- Given problem: In the data below, locate each line with the word "document" and list it.

##### Entries supplied

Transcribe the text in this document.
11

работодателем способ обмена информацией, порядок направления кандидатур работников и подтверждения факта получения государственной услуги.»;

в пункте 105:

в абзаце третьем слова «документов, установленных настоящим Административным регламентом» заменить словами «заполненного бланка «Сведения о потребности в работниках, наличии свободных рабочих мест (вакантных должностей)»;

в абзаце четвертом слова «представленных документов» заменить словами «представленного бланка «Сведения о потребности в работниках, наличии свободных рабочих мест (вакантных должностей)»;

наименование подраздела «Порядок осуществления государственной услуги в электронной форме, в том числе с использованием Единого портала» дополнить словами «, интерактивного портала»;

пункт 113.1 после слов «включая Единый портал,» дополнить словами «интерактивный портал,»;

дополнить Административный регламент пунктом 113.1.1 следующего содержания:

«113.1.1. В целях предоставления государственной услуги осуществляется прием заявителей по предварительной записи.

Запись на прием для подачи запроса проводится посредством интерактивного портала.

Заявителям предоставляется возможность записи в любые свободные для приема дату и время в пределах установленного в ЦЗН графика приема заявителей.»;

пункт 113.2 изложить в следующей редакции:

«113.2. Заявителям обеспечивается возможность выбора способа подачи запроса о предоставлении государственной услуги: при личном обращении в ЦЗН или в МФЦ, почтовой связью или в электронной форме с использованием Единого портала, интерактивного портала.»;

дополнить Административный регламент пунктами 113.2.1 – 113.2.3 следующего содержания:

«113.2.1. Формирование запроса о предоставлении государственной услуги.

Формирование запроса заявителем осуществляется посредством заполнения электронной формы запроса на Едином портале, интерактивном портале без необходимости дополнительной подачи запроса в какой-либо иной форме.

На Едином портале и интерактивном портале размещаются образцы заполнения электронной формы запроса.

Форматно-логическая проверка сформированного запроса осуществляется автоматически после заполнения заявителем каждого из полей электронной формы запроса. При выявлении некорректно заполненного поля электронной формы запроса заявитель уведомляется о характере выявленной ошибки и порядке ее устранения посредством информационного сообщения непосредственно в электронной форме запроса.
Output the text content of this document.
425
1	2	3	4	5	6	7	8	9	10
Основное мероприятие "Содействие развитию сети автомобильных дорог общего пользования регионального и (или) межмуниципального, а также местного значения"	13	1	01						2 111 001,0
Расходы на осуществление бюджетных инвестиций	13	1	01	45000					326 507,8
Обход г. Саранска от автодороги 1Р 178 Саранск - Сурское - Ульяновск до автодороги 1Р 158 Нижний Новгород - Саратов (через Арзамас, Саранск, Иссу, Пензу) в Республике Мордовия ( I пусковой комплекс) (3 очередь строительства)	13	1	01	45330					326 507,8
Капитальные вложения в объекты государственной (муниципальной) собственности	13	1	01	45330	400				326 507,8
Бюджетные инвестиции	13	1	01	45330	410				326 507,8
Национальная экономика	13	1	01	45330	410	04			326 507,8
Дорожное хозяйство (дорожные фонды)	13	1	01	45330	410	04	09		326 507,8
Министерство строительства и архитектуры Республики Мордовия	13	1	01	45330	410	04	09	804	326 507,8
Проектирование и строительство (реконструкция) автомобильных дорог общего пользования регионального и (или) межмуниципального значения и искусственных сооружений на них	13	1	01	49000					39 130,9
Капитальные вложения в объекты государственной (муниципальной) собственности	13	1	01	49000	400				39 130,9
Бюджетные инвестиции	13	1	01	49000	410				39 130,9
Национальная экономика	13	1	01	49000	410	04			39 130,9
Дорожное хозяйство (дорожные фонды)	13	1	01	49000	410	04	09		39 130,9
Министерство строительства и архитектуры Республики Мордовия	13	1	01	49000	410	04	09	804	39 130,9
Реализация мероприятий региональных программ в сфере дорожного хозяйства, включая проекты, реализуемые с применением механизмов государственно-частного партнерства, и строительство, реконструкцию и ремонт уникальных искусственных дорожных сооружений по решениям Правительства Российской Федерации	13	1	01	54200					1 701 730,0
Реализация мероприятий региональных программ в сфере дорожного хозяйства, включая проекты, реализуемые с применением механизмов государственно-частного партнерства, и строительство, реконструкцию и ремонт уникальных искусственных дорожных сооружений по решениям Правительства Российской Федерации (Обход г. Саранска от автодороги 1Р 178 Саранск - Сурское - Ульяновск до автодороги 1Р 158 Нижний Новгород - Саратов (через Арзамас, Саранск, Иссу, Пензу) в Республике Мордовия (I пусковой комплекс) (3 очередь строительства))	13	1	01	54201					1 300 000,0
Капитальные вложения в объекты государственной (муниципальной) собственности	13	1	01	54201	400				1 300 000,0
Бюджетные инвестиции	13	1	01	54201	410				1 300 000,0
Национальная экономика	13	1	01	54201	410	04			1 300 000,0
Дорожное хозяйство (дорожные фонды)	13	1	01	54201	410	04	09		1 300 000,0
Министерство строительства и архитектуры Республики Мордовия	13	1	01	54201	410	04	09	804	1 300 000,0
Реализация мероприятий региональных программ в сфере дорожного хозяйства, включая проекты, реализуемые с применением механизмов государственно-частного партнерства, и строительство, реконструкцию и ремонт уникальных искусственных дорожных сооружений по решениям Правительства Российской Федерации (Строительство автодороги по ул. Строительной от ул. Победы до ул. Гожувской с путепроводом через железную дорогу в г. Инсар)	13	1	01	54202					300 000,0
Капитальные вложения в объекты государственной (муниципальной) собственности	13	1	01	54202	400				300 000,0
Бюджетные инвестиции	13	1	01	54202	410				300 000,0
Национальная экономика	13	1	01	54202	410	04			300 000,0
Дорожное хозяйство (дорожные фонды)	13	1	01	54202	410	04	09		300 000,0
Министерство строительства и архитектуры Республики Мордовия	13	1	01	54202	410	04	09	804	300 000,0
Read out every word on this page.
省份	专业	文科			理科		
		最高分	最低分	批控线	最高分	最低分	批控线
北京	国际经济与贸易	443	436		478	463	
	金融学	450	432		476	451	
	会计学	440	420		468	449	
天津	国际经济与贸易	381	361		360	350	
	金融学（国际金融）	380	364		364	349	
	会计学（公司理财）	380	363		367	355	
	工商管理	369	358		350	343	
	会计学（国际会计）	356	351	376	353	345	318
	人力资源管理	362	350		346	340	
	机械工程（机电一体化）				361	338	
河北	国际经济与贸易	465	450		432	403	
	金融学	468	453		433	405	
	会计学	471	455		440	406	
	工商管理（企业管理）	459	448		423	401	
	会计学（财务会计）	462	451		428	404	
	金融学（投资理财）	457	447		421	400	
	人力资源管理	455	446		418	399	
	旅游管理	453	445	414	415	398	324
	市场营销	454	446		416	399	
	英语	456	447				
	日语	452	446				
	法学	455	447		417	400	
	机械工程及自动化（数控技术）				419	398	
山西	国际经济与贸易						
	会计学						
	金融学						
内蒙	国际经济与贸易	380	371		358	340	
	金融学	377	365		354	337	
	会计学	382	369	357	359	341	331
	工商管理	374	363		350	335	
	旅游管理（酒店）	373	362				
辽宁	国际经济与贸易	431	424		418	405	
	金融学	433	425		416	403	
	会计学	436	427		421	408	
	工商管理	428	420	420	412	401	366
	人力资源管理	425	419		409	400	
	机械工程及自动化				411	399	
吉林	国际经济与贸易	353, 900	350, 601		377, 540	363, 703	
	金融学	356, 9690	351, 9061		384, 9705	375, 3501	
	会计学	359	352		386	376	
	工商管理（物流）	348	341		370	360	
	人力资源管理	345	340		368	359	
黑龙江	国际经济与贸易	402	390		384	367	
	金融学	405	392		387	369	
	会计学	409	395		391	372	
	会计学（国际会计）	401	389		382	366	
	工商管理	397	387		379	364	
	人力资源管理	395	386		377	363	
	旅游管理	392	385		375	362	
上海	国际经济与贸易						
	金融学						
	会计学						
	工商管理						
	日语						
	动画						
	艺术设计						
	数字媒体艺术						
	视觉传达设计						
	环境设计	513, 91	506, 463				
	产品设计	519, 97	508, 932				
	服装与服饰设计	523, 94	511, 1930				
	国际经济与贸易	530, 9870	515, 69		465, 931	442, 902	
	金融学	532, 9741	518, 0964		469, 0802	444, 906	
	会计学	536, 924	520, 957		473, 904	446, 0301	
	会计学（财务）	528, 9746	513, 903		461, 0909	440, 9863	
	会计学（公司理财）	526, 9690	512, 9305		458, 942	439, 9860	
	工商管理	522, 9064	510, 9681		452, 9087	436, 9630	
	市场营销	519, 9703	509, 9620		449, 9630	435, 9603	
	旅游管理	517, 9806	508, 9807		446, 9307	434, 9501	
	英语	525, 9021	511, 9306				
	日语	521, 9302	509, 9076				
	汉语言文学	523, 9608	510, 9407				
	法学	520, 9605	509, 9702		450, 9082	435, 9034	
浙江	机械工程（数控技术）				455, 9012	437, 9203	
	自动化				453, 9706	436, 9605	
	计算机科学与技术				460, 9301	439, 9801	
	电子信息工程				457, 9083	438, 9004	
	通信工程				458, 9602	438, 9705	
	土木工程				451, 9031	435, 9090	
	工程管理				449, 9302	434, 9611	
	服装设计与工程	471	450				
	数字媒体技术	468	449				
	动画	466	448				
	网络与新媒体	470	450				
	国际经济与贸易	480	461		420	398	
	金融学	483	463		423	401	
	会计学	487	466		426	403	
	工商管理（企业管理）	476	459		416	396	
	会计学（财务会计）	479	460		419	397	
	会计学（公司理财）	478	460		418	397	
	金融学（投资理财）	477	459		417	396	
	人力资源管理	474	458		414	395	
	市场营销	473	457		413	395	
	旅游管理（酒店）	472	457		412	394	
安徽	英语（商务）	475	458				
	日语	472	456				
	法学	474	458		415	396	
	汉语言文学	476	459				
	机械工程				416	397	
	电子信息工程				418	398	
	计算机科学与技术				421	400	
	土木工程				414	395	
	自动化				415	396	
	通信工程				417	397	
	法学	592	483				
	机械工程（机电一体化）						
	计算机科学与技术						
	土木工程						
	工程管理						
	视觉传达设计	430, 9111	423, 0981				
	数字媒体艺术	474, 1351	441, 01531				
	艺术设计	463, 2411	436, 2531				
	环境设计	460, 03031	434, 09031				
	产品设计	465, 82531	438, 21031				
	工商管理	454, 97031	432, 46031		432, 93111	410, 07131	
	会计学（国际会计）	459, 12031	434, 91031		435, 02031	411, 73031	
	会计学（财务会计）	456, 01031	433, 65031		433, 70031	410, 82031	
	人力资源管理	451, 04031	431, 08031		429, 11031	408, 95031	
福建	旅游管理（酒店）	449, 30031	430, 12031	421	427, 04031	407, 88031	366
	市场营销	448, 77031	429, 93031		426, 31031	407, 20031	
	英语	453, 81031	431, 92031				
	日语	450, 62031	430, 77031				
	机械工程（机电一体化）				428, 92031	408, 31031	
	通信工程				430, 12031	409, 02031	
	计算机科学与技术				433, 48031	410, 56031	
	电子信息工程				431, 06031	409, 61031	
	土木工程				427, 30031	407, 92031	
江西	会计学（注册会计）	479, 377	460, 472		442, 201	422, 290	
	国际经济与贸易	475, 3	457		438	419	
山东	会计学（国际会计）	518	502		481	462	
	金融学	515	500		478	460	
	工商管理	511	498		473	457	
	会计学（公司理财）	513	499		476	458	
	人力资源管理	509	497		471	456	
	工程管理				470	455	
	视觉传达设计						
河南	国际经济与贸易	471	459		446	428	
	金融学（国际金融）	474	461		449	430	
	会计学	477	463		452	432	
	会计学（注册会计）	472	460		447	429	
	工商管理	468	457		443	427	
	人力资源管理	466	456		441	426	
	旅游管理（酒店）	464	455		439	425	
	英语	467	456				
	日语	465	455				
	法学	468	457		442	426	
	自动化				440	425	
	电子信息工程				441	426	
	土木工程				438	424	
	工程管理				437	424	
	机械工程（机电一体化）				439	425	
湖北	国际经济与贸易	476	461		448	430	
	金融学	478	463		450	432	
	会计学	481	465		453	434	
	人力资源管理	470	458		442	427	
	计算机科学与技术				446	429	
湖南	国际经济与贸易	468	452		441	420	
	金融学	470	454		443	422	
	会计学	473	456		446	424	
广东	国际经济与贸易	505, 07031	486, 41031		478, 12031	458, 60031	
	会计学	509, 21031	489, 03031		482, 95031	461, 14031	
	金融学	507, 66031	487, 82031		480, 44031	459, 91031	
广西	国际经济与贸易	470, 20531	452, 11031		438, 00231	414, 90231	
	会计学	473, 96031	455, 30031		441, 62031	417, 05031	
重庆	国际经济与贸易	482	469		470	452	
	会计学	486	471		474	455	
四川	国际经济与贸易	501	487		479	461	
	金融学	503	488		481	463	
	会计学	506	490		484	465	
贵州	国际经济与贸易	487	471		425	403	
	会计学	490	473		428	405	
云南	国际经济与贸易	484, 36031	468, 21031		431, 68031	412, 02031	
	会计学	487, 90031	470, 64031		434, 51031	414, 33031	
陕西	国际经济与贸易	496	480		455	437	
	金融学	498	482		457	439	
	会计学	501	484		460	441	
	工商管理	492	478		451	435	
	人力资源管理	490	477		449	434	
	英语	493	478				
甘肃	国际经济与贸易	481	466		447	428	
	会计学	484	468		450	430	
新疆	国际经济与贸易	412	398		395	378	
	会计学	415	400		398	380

##########

- Answer to this exercise:
Transcribe the text in this document.
Output the text content of this document.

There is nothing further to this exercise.